**EXERCISE PROMPT**
Draw out every line with the word "values" from the listing below.

**RAW RECORDS**
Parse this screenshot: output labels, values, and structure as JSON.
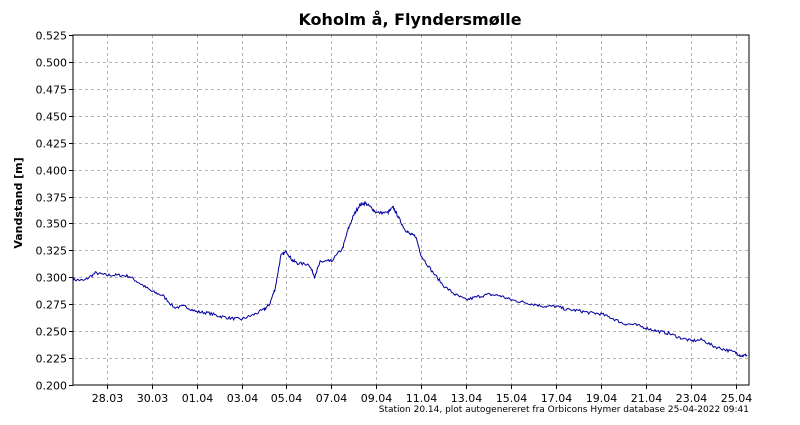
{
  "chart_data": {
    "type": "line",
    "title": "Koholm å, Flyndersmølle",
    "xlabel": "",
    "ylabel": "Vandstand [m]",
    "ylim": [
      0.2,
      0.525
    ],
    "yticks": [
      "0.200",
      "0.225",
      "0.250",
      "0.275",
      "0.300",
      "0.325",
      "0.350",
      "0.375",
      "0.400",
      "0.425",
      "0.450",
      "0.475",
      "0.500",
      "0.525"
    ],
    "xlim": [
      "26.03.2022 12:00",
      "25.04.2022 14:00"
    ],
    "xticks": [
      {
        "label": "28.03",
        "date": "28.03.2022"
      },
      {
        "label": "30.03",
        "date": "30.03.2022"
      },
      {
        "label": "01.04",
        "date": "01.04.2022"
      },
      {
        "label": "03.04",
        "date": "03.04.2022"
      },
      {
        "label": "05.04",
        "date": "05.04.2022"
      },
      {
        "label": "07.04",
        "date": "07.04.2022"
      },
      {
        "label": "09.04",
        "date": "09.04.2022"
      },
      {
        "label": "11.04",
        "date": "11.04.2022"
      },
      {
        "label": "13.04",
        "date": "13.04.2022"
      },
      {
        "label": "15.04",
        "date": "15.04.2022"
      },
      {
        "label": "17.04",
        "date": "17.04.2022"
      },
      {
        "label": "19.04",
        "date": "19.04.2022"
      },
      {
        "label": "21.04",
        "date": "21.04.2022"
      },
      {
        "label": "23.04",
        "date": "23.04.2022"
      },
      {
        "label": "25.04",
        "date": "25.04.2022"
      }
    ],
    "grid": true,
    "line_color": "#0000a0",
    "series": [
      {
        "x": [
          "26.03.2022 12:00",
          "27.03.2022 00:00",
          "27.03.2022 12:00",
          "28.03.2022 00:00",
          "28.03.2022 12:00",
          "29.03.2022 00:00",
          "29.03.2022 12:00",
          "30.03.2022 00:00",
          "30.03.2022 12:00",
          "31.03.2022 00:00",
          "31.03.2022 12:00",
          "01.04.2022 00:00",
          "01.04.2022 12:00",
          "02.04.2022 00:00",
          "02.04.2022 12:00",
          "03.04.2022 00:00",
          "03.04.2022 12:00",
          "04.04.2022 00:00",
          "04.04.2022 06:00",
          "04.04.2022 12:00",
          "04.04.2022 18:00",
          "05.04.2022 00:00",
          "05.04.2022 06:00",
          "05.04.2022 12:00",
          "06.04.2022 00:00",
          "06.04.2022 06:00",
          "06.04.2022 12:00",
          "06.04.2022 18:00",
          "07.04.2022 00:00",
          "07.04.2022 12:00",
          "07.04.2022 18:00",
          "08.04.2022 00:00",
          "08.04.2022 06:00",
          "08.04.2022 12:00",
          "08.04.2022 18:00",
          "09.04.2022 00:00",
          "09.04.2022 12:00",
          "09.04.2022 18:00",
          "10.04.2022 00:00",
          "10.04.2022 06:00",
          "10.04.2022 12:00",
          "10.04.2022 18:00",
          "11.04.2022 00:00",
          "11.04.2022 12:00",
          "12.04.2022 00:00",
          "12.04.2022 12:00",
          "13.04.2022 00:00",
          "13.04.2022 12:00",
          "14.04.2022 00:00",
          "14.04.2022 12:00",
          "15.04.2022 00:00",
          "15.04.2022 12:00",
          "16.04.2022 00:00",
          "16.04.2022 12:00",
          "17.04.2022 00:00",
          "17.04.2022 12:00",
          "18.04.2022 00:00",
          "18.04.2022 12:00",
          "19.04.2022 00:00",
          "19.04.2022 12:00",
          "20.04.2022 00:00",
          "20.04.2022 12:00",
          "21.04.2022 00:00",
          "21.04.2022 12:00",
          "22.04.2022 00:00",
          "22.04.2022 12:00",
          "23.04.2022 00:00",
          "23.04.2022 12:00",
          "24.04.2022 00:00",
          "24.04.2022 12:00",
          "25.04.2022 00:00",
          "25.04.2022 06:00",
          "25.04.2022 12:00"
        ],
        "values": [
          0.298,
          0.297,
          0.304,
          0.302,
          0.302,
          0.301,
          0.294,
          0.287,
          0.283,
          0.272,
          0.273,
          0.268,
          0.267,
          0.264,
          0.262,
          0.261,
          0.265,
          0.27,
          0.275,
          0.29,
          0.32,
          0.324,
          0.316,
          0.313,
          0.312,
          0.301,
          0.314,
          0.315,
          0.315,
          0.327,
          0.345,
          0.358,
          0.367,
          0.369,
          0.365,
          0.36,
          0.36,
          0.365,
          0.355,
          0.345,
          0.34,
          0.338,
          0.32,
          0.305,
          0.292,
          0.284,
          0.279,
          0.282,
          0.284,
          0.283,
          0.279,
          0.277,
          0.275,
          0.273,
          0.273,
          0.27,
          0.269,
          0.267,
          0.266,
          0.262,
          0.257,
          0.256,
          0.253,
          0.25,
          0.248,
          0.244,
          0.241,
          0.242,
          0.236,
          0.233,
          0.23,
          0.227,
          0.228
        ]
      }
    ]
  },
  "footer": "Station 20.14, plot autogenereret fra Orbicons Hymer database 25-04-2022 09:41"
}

**FULL ANSWER**
Parse this screenshot: output labels, values, and structure as JSON.
        "values": [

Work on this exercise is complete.